**Your instructions:**
In the entries below, find the lines with the word "مالك" and copy them.

[Raw records]
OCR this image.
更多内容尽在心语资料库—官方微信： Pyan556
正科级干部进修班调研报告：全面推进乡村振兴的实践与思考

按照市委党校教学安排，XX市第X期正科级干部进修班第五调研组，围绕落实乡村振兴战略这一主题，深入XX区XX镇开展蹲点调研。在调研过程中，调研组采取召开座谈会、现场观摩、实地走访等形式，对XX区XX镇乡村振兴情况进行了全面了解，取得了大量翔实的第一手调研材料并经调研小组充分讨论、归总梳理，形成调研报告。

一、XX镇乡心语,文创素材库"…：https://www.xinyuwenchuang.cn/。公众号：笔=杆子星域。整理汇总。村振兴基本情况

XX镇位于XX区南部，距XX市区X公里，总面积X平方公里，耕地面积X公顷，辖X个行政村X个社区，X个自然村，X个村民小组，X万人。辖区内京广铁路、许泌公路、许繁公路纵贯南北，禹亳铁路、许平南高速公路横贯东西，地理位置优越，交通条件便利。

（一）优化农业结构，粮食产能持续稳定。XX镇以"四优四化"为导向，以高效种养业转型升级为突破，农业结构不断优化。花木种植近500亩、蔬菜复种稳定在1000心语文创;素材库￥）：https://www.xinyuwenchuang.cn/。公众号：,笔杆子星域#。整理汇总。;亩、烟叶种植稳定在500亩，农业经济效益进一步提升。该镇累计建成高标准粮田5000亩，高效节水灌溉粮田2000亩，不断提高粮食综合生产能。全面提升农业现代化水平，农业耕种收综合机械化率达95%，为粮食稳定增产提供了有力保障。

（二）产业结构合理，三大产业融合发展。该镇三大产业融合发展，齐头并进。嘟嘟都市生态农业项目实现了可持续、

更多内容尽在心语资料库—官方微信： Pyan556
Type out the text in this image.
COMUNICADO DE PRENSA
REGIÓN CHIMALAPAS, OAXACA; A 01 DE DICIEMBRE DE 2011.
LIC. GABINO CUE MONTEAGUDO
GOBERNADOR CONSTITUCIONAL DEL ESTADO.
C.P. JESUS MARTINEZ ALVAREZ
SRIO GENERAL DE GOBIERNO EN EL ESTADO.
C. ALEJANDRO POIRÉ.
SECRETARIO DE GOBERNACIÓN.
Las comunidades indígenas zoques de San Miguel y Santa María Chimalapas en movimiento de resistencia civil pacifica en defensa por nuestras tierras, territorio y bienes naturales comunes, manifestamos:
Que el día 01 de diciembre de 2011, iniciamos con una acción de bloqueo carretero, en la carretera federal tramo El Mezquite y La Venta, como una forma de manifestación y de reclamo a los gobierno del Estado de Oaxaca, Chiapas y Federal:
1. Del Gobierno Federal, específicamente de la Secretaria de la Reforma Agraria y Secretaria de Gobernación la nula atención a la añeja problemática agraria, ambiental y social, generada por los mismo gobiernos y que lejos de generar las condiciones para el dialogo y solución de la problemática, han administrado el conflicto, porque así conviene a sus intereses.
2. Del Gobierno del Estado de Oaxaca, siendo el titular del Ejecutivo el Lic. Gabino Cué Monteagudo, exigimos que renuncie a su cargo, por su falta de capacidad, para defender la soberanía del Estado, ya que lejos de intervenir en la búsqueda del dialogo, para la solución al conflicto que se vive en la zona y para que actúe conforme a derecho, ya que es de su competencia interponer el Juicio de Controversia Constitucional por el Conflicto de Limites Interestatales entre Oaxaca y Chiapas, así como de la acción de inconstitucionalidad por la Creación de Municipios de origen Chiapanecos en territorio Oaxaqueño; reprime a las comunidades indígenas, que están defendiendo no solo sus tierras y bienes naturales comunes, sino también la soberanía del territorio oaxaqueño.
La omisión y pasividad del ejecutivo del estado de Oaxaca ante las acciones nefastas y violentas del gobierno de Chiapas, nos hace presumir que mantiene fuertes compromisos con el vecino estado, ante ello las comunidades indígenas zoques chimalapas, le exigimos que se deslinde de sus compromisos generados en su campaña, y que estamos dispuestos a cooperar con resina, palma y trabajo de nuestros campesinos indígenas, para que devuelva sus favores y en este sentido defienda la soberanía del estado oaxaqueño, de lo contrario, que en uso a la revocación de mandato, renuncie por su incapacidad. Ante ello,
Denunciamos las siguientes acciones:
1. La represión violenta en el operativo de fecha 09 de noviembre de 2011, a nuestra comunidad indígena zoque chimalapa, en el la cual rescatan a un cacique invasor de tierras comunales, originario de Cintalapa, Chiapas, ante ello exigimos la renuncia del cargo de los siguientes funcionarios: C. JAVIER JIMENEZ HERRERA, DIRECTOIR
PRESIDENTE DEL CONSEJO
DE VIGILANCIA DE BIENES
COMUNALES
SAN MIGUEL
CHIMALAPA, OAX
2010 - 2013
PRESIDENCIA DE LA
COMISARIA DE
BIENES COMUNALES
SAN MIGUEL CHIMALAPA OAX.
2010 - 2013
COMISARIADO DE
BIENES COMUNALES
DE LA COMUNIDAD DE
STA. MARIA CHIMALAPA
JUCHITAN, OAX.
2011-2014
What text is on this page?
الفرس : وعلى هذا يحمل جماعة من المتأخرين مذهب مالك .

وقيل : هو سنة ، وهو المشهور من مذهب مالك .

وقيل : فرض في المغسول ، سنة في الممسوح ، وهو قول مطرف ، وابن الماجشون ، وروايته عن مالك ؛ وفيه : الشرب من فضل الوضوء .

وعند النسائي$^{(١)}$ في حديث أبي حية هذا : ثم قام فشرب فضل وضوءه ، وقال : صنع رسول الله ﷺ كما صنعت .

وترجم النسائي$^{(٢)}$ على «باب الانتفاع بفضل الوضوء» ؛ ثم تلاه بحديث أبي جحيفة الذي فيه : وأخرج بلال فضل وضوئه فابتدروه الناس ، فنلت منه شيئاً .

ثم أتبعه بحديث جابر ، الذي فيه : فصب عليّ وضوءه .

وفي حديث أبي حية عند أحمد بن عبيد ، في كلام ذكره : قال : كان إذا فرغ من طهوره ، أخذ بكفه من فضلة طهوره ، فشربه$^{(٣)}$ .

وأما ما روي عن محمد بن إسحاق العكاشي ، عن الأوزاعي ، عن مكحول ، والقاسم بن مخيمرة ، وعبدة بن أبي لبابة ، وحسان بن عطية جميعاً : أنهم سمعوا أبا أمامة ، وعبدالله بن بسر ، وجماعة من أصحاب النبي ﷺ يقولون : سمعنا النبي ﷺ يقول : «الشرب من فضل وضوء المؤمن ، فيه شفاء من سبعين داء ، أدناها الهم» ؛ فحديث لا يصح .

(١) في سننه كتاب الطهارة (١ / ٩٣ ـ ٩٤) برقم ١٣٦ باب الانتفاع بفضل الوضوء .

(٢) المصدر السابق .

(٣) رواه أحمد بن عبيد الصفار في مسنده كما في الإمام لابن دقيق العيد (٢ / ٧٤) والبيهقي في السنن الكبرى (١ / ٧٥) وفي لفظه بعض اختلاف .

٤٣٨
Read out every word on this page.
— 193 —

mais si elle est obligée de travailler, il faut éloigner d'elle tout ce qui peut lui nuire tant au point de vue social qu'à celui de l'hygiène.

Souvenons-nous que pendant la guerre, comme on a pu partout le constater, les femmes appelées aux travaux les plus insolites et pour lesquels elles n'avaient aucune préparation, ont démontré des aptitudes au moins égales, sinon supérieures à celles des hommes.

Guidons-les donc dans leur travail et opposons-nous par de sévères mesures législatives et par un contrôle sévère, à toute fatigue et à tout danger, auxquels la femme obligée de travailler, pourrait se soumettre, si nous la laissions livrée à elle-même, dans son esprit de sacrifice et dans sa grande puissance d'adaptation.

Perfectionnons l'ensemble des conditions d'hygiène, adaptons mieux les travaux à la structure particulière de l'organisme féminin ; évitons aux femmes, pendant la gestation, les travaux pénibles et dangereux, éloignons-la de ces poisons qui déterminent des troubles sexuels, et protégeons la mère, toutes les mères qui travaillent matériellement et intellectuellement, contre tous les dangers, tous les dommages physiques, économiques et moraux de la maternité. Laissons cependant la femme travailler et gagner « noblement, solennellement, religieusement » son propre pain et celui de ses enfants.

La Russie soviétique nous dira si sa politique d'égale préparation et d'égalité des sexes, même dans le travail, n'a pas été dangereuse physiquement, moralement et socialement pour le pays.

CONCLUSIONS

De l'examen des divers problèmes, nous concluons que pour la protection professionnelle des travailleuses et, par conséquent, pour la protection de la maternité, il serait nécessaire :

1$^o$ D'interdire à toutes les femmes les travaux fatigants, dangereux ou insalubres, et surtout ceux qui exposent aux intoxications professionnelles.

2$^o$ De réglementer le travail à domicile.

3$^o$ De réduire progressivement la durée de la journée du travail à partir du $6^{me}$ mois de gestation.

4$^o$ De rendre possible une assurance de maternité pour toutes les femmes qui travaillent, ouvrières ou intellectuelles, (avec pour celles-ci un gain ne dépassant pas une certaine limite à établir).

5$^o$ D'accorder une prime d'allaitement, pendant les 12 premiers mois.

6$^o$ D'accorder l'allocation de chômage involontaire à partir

**Answer:**
الفرس : وعلى هذا يحمل جماعة من المتأخرين مذهب مالك .
وقيل : هو سنة ، وهو المشهور من مذهب مالك .
وقيل : فرض في المغسول ، سنة في الممسوح ، وهو قول مطرف ، وابن الماجشون ، وروايته عن مالك ؛ وفيه : الشرب من فضل الوضوء .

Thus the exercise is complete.